[Data to examine]:
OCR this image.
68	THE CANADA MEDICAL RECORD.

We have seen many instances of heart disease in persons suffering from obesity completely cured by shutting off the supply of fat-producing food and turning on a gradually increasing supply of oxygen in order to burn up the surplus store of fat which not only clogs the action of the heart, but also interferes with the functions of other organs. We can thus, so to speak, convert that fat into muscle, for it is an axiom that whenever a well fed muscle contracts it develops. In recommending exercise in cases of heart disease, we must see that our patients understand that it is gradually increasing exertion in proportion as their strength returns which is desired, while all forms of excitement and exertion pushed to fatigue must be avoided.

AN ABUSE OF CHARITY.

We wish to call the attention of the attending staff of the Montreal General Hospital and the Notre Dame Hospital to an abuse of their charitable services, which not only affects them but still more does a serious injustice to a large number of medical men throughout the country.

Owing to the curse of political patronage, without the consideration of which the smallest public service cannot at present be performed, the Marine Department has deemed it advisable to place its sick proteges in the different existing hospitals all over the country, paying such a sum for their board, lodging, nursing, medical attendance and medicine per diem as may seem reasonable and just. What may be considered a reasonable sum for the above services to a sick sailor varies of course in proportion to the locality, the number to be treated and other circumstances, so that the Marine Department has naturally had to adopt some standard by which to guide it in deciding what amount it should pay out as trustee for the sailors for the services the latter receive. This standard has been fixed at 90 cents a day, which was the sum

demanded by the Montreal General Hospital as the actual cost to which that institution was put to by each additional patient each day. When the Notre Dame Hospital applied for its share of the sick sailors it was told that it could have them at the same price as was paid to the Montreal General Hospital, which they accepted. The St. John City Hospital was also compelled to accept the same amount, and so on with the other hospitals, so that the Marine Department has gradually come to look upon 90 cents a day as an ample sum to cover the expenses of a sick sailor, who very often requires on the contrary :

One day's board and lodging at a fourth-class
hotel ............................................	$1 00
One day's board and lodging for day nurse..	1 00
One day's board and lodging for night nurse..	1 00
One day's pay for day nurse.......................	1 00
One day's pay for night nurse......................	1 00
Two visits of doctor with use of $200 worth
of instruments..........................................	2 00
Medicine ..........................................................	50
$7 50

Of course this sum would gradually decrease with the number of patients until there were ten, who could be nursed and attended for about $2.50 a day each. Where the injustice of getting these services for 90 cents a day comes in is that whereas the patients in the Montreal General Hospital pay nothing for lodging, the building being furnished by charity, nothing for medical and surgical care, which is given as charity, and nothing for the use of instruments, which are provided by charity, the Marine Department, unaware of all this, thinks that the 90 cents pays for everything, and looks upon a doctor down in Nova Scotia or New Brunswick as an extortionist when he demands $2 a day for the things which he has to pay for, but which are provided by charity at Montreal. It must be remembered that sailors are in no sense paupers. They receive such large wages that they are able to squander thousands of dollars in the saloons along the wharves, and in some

[Activity]:
The answer must be the full listing, returned exactly as given.

[Reply]:
OCR this image.
68	THE CANADA MEDICAL RECORD.

We have seen many instances of heart disease in persons suffering from obesity completely cured by shutting off the supply of fat-producing food and turning on a gradually increasing supply of oxygen in order to burn up the surplus store of fat which not only clogs the action of the heart, but also interferes with the functions of other organs. We can thus, so to speak, convert that fat into muscle, for it is an axiom that whenever a well fed muscle contracts it develops. In recommending exercise in cases of heart disease, we must see that our patients understand that it is gradually increasing exertion in proportion as their strength returns which is desired, while all forms of excitement and exertion pushed to fatigue must be avoided.

AN ABUSE OF CHARITY.

We wish to call the attention of the attending staff of the Montreal General Hospital and the Notre Dame Hospital to an abuse of their charitable services, which not only affects them but still more does a serious injustice to a large number of medical men throughout the country.

Owing to the curse of political patronage, without the consideration of which the smallest public service cannot at present be performed, the Marine Department has deemed it advisable to place its sick proteges in the different existing hospitals all over the country, paying such a sum for their board, lodging, nursing, medical attendance and medicine per diem as may seem reasonable and just. What may be considered a reasonable sum for the above services to a sick sailor varies of course in proportion to the locality, the number to be treated and other circumstances, so that the Marine Department has naturally had to adopt some standard by which to guide it in deciding what amount it should pay out as trustee for the sailors for the services the latter receive. This standard has been fixed at 90 cents a day, which was the sum

demanded by the Montreal General Hospital as the actual cost to which that institution was put to by each additional patient each day. When the Notre Dame Hospital applied for its share of the sick sailors it was told that it could have them at the same price as was paid to the Montreal General Hospital, which they accepted. The St. John City Hospital was also compelled to accept the same amount, and so on with the other hospitals, so that the Marine Department has gradually come to look upon 90 cents a day as an ample sum to cover the expenses of a sick sailor, who very often requires on the contrary :

One day's board and lodging at a fourth-class
hotel ............................................	$1 00
One day's board and lodging for day nurse..	1 00
One day's board and lodging for night nurse..	1 00
One day's pay for day nurse.......................	1 00
One day's pay for night nurse......................	1 00
Two visits of doctor with use of $200 worth
of instruments..........................................	2 00
Medicine ..........................................................	50
$7 50

Of course this sum would gradually decrease with the number of patients until there were ten, who could be nursed and attended for about $2.50 a day each. Where the injustice of getting these services for 90 cents a day comes in is that whereas the patients in the Montreal General Hospital pay nothing for lodging, the building being furnished by charity, nothing for medical and surgical care, which is given as charity, and nothing for the use of instruments, which are provided by charity, the Marine Department, unaware of all this, thinks that the 90 cents pays for everything, and looks upon a doctor down in Nova Scotia or New Brunswick as an extortionist when he demands $2 a day for the things which he has to pay for, but which are provided by charity at Montreal. It must be remembered that sailors are in no sense paupers. They receive such large wages that they are able to squander thousands of dollars in the saloons along the wharves, and in some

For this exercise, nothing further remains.